[Saved entries]
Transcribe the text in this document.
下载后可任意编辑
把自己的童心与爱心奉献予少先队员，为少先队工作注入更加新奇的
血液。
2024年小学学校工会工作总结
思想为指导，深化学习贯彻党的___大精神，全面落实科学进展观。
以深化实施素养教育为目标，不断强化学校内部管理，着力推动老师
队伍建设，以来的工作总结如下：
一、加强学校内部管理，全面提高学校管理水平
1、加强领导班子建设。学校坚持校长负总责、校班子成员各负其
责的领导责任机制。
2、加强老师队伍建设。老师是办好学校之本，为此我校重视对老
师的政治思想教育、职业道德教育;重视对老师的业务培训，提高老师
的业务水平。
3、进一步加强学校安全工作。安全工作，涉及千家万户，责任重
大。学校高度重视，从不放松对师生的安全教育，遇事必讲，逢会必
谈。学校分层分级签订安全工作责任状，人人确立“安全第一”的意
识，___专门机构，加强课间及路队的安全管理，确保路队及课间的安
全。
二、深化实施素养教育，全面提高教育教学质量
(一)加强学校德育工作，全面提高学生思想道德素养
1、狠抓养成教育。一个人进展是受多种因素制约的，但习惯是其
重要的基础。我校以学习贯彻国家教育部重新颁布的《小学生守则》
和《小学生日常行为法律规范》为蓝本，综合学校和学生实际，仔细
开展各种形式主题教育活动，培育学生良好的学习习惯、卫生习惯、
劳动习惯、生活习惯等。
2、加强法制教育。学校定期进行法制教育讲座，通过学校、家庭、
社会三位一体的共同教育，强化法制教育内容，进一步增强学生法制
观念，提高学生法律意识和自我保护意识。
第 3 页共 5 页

(Directions for this task):
Print the records above exactly as they appear.

(Answer in full):
Transcribe the text in this document.
下载后可任意编辑
把自己的童心与爱心奉献予少先队员，为少先队工作注入更加新奇的
血液。
2024年小学学校工会工作总结
思想为指导，深化学习贯彻党的___大精神，全面落实科学进展观。
以深化实施素养教育为目标，不断强化学校内部管理，着力推动老师
队伍建设，以来的工作总结如下：
一、加强学校内部管理，全面提高学校管理水平
1、加强领导班子建设。学校坚持校长负总责、校班子成员各负其
责的领导责任机制。
2、加强老师队伍建设。老师是办好学校之本，为此我校重视对老
师的政治思想教育、职业道德教育;重视对老师的业务培训，提高老师
的业务水平。
3、进一步加强学校安全工作。安全工作，涉及千家万户，责任重
大。学校高度重视，从不放松对师生的安全教育，遇事必讲，逢会必
谈。学校分层分级签订安全工作责任状，人人确立“安全第一”的意
识，___专门机构，加强课间及路队的安全管理，确保路队及课间的安
全。
二、深化实施素养教育，全面提高教育教学质量
(一)加强学校德育工作，全面提高学生思想道德素养
1、狠抓养成教育。一个人进展是受多种因素制约的，但习惯是其
重要的基础。我校以学习贯彻国家教育部重新颁布的《小学生守则》
和《小学生日常行为法律规范》为蓝本，综合学校和学生实际，仔细
开展各种形式主题教育活动，培育学生良好的学习习惯、卫生习惯、
劳动习惯、生活习惯等。
2、加强法制教育。学校定期进行法制教育讲座，通过学校、家庭、
社会三位一体的共同教育，强化法制教育内容，进一步增强学生法制
观念，提高学生法律意识和自我保护意识。
第 3 页共 5 页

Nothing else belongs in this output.